▶ _PROMPT_:
Every line of the material is to be repeated exactly as it stands.
[Begin RECORDS FOR THE TASK]
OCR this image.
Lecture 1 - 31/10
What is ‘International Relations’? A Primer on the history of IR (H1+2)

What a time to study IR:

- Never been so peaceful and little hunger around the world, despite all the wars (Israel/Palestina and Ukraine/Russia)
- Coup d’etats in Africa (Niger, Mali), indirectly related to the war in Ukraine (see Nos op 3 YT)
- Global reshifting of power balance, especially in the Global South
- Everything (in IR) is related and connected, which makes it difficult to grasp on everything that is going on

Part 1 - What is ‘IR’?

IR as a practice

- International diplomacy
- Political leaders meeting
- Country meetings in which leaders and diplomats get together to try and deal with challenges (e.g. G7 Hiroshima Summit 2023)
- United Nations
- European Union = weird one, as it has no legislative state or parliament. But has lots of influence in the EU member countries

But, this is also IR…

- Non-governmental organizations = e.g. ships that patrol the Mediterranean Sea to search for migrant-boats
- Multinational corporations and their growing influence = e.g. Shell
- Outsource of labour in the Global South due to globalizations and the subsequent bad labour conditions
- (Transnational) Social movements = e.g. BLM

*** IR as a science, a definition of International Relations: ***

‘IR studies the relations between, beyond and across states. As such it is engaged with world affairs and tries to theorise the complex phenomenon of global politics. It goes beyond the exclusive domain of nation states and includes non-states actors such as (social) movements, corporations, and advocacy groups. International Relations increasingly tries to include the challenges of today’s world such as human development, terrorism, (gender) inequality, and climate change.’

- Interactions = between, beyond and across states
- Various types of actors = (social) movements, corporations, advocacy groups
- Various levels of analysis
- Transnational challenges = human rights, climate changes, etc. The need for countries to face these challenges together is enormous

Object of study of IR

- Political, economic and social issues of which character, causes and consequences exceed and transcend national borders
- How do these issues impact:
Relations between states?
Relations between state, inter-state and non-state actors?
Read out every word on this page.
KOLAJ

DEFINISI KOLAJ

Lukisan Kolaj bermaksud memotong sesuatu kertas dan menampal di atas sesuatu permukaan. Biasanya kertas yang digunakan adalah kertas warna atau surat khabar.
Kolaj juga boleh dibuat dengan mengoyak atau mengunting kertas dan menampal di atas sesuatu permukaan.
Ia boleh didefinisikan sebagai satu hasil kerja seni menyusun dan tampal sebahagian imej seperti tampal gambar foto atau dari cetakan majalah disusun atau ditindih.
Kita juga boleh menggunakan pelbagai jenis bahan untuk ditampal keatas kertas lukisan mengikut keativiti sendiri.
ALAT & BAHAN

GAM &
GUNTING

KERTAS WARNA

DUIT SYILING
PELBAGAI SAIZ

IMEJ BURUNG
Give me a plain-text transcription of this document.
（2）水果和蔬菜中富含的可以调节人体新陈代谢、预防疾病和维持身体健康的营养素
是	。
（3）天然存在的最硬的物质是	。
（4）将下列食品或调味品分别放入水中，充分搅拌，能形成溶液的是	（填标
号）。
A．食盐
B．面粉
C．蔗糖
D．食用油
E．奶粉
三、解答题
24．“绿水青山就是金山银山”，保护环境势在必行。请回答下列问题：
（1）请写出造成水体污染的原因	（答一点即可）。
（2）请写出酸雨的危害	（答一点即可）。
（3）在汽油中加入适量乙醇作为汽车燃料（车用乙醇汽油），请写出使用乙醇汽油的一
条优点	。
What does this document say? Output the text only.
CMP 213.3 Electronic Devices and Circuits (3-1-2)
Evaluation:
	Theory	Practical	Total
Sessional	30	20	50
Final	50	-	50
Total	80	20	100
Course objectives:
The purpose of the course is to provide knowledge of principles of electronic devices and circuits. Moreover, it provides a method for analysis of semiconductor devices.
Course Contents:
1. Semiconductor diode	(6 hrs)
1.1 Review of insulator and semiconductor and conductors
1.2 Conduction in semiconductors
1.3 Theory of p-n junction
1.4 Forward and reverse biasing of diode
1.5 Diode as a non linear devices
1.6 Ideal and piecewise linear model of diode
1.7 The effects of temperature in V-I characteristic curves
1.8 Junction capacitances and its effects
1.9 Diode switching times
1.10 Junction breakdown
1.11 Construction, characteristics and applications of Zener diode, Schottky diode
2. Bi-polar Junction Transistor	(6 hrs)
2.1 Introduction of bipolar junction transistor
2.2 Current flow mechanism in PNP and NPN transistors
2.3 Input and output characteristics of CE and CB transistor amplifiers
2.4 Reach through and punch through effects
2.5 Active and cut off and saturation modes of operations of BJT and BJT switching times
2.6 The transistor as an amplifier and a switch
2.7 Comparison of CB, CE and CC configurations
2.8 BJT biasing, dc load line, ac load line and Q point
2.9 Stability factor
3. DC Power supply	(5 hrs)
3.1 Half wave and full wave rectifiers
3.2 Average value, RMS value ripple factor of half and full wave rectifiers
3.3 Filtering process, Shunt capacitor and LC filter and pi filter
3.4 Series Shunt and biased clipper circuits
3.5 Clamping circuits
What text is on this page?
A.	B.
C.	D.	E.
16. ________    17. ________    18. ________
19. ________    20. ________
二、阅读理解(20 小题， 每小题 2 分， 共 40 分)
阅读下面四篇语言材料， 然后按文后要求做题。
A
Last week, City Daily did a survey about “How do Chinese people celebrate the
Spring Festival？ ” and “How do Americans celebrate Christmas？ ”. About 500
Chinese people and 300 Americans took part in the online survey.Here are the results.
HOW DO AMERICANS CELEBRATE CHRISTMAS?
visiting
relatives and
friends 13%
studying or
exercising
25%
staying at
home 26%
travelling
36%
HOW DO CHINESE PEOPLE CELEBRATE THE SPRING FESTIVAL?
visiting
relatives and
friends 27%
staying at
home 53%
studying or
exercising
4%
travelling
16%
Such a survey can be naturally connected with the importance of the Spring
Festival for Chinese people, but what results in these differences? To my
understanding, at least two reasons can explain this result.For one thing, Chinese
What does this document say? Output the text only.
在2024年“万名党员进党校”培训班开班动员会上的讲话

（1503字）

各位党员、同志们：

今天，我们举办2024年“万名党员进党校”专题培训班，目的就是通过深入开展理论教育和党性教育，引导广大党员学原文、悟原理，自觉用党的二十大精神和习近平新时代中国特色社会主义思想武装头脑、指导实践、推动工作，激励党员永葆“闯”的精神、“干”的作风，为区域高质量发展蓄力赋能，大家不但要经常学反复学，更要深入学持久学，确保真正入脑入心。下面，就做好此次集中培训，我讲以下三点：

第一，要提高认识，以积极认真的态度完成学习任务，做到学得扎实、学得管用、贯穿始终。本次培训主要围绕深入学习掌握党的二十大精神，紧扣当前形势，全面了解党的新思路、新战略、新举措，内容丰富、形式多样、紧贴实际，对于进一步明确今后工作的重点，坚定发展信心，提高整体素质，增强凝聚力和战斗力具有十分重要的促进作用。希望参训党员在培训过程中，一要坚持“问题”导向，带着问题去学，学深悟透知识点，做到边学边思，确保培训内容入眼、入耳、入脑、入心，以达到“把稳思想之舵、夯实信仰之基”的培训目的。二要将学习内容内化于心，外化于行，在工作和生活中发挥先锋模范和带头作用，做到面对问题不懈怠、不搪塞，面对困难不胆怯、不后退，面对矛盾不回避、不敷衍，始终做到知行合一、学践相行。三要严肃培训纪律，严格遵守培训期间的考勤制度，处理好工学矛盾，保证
[End RECORDS FOR THE TASK]
▶ _ANSWER TO THIS PROBLEM_:
OCR this image.
Lecture 1 - 31/10
What is ‘International Relations’? A Primer on the history of IR (H1+2)

What a time to study IR:

- Never been so peaceful and little hunger around the world, despite all the wars (Israel/Palestina and Ukraine/Russia)
- Coup d’etats in Africa (Niger, Mali), indirectly related to the war in Ukraine (see Nos op 3 YT)
- Global reshifting of power balance, especially in the Global South
- Everything (in IR) is related and connected, which makes it difficult to grasp on everything that is going on

Part 1 - What is ‘IR’?

IR as a practice

- International diplomacy
- Political leaders meeting
- Country meetings in which leaders and diplomats get together to try and deal with challenges (e.g. G7 Hiroshima Summit 2023)
- United Nations
- European Union = weird one, as it has no legislative state or parliament. But has lots of influence in the EU member countries

But, this is also IR…

- Non-governmental organizations = e.g. ships that patrol the Mediterranean Sea to search for migrant-boats
- Multinational corporations and their growing influence = e.g. Shell
- Outsource of labour in the Global South due to globalizations and the subsequent bad labour conditions
- (Transnational) Social movements = e.g. BLM

*** IR as a science, a definition of International Relations: ***

‘IR studies the relations between, beyond and across states. As such it is engaged with world affairs and tries to theorise the complex phenomenon of global politics. It goes beyond the exclusive domain of nation states and includes non-states actors such as (social) movements, corporations, and advocacy groups. International Relations increasingly tries to include the challenges of today’s world such as human development, terrorism, (gender) inequality, and climate change.’

- Interactions = between, beyond and across states
- Various types of actors = (social) movements, corporations, advocacy groups
- Various levels of analysis
- Transnational challenges = human rights, climate changes, etc. The need for countries to face these challenges together is enormous

Object of study of IR

- Political, economic and social issues of which character, causes and consequences exceed and transcend national borders
- How do these issues impact:
Relations between states?
Relations between state, inter-state and non-state actors?
Read out every word on this page.
KOLAJ

DEFINISI KOLAJ

Lukisan Kolaj bermaksud memotong sesuatu kertas dan menampal di atas sesuatu permukaan. Biasanya kertas yang digunakan adalah kertas warna atau surat khabar.
Kolaj juga boleh dibuat dengan mengoyak atau mengunting kertas dan menampal di atas sesuatu permukaan.
Ia boleh didefinisikan sebagai satu hasil kerja seni menyusun dan tampal sebahagian imej seperti tampal gambar foto atau dari cetakan majalah disusun atau ditindih.
Kita juga boleh menggunakan pelbagai jenis bahan untuk ditampal keatas kertas lukisan mengikut keativiti sendiri.
ALAT & BAHAN

GAM &
GUNTING

KERTAS WARNA

DUIT SYILING
PELBAGAI SAIZ

IMEJ BURUNG
Give me a plain-text transcription of this document.
（2）水果和蔬菜中富含的可以调节人体新陈代谢、预防疾病和维持身体健康的营养素
是	。
（3）天然存在的最硬的物质是	。
（4）将下列食品或调味品分别放入水中，充分搅拌，能形成溶液的是	（填标
号）。
A．食盐
B．面粉
C．蔗糖
D．食用油
E．奶粉
三、解答题
24．“绿水青山就是金山银山”，保护环境势在必行。请回答下列问题：
（1）请写出造成水体污染的原因	（答一点即可）。
（2）请写出酸雨的危害	（答一点即可）。
（3）在汽油中加入适量乙醇作为汽车燃料（车用乙醇汽油），请写出使用乙醇汽油的一
条优点	。
What does this document say? Output the text only.
CMP 213.3 Electronic Devices and Circuits (3-1-2)
Evaluation:
	Theory	Practical	Total
Sessional	30	20	50
Final	50	-	50
Total	80	20	100
Course objectives:
The purpose of the course is to provide knowledge of principles of electronic devices and circuits. Moreover, it provides a method for analysis of semiconductor devices.
Course Contents:
1. Semiconductor diode	(6 hrs)
1.1 Review of insulator and semiconductor and conductors
1.2 Conduction in semiconductors
1.3 Theory of p-n junction
1.4 Forward and reverse biasing of diode
1.5 Diode as a non linear devices
1.6 Ideal and piecewise linear model of diode
1.7 The effects of temperature in V-I characteristic curves
1.8 Junction capacitances and its effects
1.9 Diode switching times
1.10 Junction breakdown
1.11 Construction, characteristics and applications of Zener diode, Schottky diode
2. Bi-polar Junction Transistor	(6 hrs)
2.1 Introduction of bipolar junction transistor
2.2 Current flow mechanism in PNP and NPN transistors
2.3 Input and output characteristics of CE and CB transistor amplifiers
2.4 Reach through and punch through effects
2.5 Active and cut off and saturation modes of operations of BJT and BJT switching times
2.6 The transistor as an amplifier and a switch
2.7 Comparison of CB, CE and CC configurations
2.8 BJT biasing, dc load line, ac load line and Q point
2.9 Stability factor
3. DC Power supply	(5 hrs)
3.1 Half wave and full wave rectifiers
3.2 Average value, RMS value ripple factor of half and full wave rectifiers
3.3 Filtering process, Shunt capacitor and LC filter and pi filter
3.4 Series Shunt and biased clipper circuits
3.5 Clamping circuits
What text is on this page?
A.	B.
C.	D.	E.
16. ________    17. ________    18. ________
19. ________    20. ________
二、阅读理解(20 小题， 每小题 2 分， 共 40 分)
阅读下面四篇语言材料， 然后按文后要求做题。
A
Last week, City Daily did a survey about “How do Chinese people celebrate the
Spring Festival？ ” and “How do Americans celebrate Christmas？ ”. About 500
Chinese people and 300 Americans took part in the online survey.Here are the results.
HOW DO AMERICANS CELEBRATE CHRISTMAS?
visiting
relatives and
friends 13%
studying or
exercising
25%
staying at
home 26%
travelling
36%
HOW DO CHINESE PEOPLE CELEBRATE THE SPRING FESTIVAL?
visiting
relatives and
friends 27%
staying at
home 53%
studying or
exercising
4%
travelling
16%
Such a survey can be naturally connected with the importance of the Spring
Festival for Chinese people, but what results in these differences? To my
understanding, at least two reasons can explain this result.For one thing, Chinese
What does this document say? Output the text only.
在2024年“万名党员进党校”培训班开班动员会上的讲话

（1503字）

各位党员、同志们：

今天，我们举办2024年“万名党员进党校”专题培训班，目的就是通过深入开展理论教育和党性教育，引导广大党员学原文、悟原理，自觉用党的二十大精神和习近平新时代中国特色社会主义思想武装头脑、指导实践、推动工作，激励党员永葆“闯”的精神、“干”的作风，为区域高质量发展蓄力赋能，大家不但要经常学反复学，更要深入学持久学，确保真正入脑入心。下面，就做好此次集中培训，我讲以下三点：

第一，要提高认识，以积极认真的态度完成学习任务，做到学得扎实、学得管用、贯穿始终。本次培训主要围绕深入学习掌握党的二十大精神，紧扣当前形势，全面了解党的新思路、新战略、新举措，内容丰富、形式多样、紧贴实际，对于进一步明确今后工作的重点，坚定发展信心，提高整体素质，增强凝聚力和战斗力具有十分重要的促进作用。希望参训党员在培训过程中，一要坚持“问题”导向，带着问题去学，学深悟透知识点，做到边学边思，确保培训内容入眼、入耳、入脑、入心，以达到“把稳思想之舵、夯实信仰之基”的培训目的。二要将学习内容内化于心，外化于行，在工作和生活中发挥先锋模范和带头作用，做到面对问题不懈怠、不搪塞，面对困难不胆怯、不后退，面对矛盾不回避、不敷衍，始终做到知行合一、学践相行。三要严肃培训纪律，严格遵守培训期间的考勤制度，处理好工学矛盾，保证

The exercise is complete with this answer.